* WHAT TO PRODUCE *
Take every line where the string "JSON" appears and copy it.

Excerpts from a figure dataset:

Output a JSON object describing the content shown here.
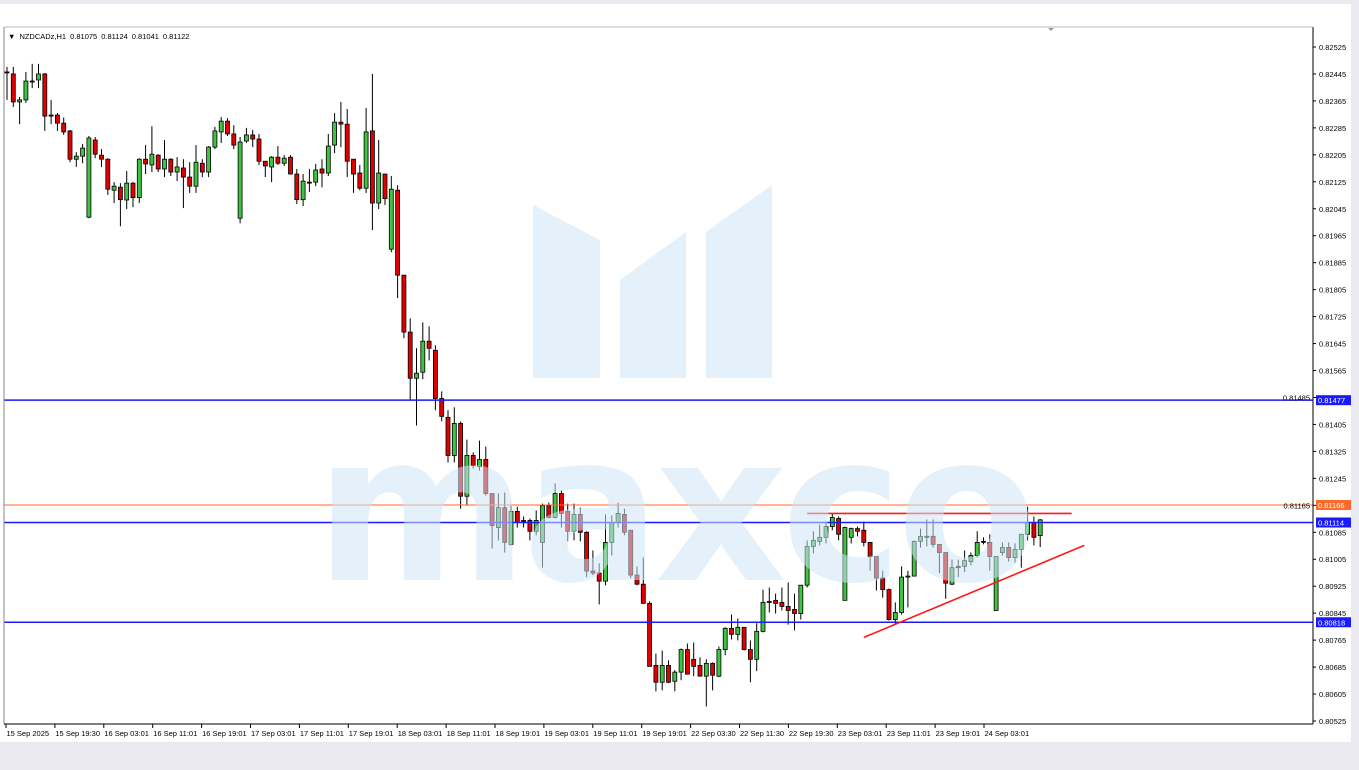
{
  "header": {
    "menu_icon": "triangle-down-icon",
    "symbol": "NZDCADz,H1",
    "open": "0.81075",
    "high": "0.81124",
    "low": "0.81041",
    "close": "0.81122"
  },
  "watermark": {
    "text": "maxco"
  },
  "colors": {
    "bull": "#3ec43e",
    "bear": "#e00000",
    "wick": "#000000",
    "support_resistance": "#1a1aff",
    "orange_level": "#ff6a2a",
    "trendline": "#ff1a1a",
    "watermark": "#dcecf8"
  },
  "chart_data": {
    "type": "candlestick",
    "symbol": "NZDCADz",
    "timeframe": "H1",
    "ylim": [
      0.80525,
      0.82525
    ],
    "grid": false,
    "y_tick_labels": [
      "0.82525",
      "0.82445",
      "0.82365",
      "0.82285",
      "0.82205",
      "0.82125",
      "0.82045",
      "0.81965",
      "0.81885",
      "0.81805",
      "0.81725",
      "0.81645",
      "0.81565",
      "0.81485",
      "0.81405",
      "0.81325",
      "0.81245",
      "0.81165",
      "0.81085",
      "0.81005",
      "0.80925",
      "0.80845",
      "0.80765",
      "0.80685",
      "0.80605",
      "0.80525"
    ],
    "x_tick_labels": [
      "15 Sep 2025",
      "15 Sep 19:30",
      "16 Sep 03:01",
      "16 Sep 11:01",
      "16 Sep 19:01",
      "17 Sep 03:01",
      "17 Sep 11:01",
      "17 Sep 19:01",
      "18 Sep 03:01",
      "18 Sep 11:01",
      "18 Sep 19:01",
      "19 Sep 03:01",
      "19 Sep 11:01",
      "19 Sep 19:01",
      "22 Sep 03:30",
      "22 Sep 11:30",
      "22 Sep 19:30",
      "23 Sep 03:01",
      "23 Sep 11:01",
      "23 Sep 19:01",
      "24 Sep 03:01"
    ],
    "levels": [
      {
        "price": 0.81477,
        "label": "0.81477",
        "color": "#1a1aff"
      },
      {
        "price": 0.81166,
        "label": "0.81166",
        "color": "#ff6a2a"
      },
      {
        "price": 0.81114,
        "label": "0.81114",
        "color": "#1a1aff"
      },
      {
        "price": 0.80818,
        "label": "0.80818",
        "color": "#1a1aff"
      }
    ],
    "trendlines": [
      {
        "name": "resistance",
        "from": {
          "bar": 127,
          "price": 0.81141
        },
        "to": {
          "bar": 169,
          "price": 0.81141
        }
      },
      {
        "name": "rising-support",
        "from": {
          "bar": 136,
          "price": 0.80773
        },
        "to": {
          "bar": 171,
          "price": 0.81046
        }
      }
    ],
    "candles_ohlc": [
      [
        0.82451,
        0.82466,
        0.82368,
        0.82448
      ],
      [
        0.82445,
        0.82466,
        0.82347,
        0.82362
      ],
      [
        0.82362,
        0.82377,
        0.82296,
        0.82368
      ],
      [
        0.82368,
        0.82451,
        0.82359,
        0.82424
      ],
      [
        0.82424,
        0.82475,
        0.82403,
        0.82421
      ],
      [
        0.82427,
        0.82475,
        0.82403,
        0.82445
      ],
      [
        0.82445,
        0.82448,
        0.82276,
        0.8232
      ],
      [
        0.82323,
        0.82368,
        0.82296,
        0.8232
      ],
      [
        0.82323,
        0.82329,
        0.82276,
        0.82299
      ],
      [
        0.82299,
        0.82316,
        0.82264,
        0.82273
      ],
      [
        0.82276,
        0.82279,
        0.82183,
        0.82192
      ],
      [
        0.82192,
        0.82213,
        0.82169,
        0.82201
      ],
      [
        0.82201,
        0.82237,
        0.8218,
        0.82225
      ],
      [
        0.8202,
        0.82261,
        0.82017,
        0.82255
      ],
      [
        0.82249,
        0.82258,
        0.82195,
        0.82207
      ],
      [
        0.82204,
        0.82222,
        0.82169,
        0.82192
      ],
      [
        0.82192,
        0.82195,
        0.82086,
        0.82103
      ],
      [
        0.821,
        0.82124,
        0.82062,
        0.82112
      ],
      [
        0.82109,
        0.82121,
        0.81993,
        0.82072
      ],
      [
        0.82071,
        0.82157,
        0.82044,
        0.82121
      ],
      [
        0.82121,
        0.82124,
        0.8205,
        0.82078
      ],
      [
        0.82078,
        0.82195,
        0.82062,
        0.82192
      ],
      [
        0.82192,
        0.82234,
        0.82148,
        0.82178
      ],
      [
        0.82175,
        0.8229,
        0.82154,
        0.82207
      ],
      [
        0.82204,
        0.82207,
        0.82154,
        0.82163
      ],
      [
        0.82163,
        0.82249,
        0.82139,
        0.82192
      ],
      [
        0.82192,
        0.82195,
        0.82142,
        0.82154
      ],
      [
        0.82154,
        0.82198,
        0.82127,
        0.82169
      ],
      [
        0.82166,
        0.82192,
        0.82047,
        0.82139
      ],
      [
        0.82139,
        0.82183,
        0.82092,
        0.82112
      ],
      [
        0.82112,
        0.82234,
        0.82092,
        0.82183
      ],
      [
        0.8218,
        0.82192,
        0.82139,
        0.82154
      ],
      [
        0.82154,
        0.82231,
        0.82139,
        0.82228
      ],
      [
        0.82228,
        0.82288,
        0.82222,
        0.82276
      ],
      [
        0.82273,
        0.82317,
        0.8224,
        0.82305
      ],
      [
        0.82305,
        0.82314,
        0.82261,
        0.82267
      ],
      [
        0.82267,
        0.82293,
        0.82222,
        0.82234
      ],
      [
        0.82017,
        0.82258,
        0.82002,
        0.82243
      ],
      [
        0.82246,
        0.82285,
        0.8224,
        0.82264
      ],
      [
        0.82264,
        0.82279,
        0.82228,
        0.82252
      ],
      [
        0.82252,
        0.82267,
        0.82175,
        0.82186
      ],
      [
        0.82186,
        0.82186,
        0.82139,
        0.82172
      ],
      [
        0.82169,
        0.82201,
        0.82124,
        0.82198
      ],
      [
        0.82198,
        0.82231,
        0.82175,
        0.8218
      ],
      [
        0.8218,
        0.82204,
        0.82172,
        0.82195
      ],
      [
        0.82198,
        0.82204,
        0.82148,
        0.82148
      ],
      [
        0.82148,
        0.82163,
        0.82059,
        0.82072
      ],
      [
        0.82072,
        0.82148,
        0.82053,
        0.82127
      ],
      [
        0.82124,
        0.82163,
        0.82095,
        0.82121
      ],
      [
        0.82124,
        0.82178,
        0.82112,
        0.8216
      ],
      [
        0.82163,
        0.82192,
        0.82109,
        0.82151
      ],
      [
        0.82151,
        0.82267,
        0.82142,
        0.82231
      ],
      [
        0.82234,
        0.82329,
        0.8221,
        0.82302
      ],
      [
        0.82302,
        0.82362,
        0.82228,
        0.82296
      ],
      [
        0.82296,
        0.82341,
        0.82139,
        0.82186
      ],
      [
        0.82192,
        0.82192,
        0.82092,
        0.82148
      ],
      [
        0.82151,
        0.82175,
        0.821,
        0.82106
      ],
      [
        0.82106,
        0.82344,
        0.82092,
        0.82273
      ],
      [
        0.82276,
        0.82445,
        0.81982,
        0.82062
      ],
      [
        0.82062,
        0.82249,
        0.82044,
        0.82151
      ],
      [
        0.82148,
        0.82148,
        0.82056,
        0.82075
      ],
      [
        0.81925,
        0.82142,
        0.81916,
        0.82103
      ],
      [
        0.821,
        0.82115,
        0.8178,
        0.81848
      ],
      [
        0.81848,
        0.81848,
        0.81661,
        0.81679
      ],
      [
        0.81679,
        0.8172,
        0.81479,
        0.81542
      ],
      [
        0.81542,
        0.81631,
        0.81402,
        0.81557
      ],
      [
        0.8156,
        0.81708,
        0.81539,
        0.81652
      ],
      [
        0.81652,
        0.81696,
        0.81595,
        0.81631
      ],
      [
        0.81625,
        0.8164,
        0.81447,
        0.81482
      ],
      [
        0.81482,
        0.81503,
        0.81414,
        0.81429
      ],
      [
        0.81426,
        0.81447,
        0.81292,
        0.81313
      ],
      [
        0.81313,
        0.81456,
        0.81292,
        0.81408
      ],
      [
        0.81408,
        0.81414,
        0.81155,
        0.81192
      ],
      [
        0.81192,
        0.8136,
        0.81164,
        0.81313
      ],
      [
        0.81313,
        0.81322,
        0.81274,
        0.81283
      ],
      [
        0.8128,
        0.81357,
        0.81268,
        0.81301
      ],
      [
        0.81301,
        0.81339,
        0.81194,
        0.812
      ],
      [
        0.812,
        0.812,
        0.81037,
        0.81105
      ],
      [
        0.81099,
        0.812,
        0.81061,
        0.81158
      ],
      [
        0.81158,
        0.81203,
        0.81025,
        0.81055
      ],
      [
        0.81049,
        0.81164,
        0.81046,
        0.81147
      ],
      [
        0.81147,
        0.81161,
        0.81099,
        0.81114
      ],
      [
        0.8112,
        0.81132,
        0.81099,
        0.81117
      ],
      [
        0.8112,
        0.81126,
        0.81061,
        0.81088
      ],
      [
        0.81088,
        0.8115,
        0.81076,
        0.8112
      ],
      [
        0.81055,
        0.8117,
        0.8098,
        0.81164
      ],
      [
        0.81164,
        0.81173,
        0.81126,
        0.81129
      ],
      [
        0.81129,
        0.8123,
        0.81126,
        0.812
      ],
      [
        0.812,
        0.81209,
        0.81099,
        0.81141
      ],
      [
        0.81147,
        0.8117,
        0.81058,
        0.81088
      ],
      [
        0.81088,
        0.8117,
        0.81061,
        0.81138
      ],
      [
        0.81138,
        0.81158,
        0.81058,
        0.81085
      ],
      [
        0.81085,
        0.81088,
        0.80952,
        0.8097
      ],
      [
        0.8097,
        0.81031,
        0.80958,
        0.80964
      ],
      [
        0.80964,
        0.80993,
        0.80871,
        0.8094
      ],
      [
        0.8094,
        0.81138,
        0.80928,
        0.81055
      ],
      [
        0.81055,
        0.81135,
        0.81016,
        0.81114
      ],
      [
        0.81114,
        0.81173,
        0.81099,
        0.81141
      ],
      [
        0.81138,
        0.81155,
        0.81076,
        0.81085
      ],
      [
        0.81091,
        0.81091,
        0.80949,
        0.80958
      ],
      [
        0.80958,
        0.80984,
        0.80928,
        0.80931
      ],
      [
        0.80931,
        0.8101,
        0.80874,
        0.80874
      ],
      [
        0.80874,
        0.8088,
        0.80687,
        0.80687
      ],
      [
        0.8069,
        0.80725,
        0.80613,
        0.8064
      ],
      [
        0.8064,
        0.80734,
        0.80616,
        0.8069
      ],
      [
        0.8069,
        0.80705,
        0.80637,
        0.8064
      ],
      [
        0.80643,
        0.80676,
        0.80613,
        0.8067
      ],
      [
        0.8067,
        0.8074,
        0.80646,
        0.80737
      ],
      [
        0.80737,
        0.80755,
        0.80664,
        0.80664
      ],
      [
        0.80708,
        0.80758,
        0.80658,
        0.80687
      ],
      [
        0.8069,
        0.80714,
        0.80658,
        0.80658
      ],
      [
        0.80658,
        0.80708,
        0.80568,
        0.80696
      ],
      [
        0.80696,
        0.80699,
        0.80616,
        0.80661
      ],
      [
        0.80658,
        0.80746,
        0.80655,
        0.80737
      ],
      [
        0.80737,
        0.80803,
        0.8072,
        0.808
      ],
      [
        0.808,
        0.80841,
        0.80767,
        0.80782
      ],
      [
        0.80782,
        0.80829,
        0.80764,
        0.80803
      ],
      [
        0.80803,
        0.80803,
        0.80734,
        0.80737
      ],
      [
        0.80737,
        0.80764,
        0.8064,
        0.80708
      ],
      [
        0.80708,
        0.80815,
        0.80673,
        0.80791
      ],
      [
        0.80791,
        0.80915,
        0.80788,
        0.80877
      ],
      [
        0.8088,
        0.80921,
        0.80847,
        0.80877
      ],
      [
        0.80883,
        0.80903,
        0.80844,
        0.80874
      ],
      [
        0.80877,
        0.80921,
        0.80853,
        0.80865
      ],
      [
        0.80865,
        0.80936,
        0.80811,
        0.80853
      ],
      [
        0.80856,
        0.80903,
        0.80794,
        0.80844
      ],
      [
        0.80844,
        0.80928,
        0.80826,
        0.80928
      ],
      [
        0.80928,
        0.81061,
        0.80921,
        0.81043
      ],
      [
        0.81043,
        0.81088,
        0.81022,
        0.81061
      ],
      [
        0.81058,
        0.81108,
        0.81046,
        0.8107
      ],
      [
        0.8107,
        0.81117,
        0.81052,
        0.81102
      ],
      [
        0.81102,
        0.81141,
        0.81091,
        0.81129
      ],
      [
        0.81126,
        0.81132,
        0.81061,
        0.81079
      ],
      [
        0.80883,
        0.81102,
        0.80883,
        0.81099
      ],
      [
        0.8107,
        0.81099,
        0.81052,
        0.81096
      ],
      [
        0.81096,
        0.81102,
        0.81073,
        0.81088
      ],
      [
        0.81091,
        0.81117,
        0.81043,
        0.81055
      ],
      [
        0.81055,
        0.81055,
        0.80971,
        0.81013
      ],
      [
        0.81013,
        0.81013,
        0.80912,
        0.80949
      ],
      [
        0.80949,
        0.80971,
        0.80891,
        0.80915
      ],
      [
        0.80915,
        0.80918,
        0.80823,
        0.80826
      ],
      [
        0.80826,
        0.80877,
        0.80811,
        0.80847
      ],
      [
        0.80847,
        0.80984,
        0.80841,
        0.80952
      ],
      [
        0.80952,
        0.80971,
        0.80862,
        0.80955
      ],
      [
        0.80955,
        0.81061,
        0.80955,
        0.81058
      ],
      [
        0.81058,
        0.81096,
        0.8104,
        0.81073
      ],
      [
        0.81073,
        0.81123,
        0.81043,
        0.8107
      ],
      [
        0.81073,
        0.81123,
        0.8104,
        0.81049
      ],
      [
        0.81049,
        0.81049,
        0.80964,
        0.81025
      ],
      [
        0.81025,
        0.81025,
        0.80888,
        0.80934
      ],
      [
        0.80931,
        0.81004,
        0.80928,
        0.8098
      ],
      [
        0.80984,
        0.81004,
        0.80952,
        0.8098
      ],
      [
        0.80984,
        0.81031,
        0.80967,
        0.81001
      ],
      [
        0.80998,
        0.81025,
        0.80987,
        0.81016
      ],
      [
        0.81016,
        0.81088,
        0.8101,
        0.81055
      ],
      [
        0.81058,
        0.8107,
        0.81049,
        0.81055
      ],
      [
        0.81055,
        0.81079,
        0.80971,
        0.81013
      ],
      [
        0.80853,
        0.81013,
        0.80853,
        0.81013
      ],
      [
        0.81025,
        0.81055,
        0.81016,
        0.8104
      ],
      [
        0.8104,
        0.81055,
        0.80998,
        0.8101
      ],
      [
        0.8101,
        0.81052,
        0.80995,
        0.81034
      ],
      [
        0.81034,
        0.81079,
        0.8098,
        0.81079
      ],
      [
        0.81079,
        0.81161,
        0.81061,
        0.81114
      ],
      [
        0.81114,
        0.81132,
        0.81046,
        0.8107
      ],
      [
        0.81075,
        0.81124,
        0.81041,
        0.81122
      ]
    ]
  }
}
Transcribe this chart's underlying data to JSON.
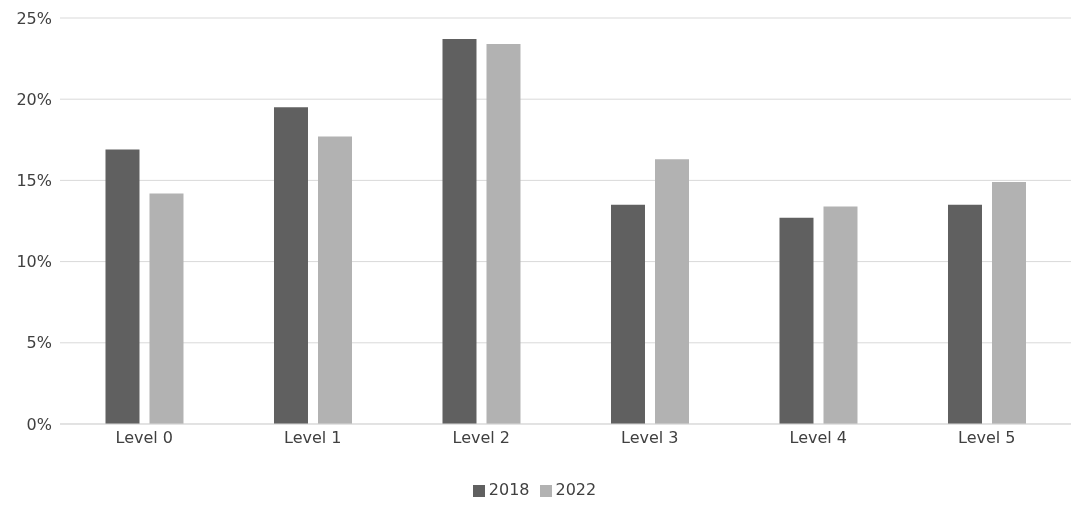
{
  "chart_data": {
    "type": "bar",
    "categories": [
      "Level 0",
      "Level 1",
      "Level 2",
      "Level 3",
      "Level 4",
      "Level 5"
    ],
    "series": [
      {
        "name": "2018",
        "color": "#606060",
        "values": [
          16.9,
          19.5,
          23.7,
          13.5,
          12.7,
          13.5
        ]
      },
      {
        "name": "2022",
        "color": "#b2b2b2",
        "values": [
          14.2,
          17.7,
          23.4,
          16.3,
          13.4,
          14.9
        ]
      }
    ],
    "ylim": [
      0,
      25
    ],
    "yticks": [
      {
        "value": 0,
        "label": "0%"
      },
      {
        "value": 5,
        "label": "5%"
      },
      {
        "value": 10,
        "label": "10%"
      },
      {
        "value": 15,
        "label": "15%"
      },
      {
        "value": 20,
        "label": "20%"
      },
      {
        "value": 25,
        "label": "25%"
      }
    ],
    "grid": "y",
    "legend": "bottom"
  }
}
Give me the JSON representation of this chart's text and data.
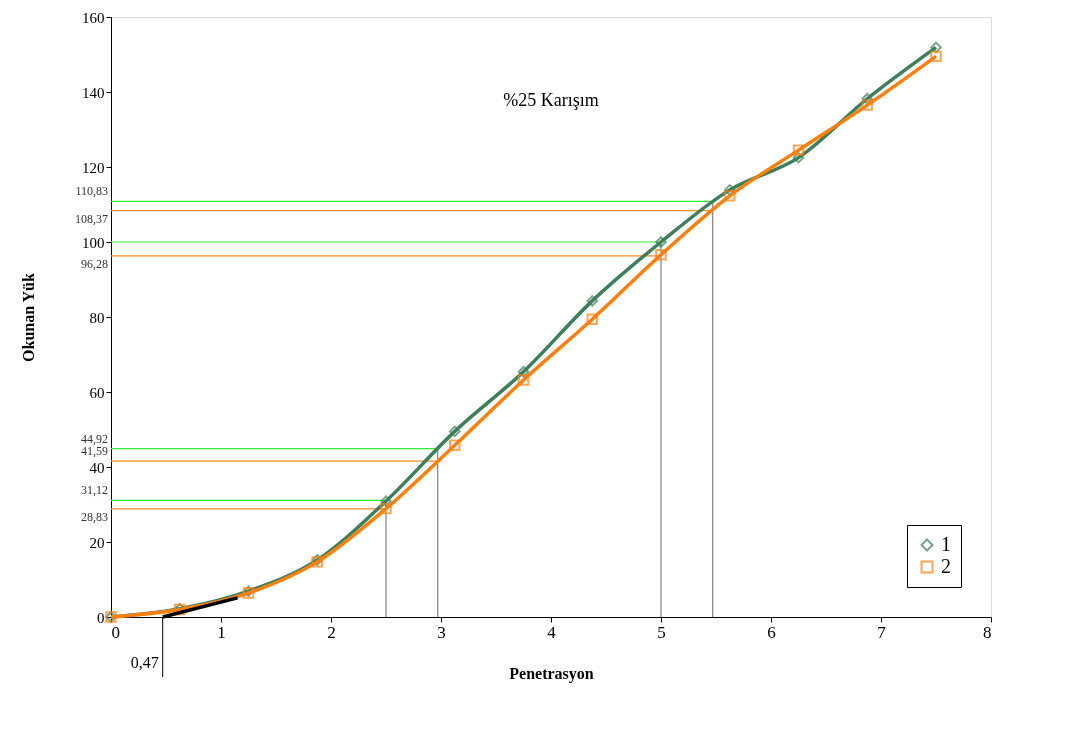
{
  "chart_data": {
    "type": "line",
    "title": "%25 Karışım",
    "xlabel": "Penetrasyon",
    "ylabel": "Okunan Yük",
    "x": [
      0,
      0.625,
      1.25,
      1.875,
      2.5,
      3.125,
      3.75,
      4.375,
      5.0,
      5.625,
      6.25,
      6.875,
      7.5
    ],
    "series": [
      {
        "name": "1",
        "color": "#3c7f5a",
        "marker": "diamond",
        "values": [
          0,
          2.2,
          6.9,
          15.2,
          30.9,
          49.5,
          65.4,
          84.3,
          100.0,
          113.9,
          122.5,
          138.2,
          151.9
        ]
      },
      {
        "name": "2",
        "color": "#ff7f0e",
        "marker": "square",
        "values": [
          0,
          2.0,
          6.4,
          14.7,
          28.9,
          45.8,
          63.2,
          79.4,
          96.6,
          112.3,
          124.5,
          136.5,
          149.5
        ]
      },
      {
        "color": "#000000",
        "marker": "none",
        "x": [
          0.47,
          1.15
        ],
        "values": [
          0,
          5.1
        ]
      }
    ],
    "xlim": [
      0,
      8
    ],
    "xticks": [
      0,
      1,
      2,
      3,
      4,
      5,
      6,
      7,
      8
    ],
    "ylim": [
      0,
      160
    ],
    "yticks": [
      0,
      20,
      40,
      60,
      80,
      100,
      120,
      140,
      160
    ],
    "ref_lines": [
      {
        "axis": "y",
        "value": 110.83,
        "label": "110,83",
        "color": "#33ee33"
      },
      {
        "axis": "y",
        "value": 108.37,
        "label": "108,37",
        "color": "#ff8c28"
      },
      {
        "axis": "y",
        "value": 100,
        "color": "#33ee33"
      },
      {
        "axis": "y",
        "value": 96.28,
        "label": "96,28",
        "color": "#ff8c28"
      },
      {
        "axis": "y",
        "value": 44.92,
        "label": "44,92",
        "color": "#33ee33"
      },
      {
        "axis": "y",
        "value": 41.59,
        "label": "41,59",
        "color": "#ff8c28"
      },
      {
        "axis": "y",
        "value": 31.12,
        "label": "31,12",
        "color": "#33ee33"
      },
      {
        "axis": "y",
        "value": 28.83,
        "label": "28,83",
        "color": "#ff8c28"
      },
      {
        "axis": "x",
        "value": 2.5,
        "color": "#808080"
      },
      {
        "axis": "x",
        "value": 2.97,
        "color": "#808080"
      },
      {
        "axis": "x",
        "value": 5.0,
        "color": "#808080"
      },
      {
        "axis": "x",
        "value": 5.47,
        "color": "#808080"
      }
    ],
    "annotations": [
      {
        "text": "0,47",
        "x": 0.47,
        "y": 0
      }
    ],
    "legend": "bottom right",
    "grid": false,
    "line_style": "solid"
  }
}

* SOLVED PROBLEM *
Output a JSON object describing the content shown here.
Transcribe this chart's underlying data to JSON.
Give me the JSON representation of this chart's text and data.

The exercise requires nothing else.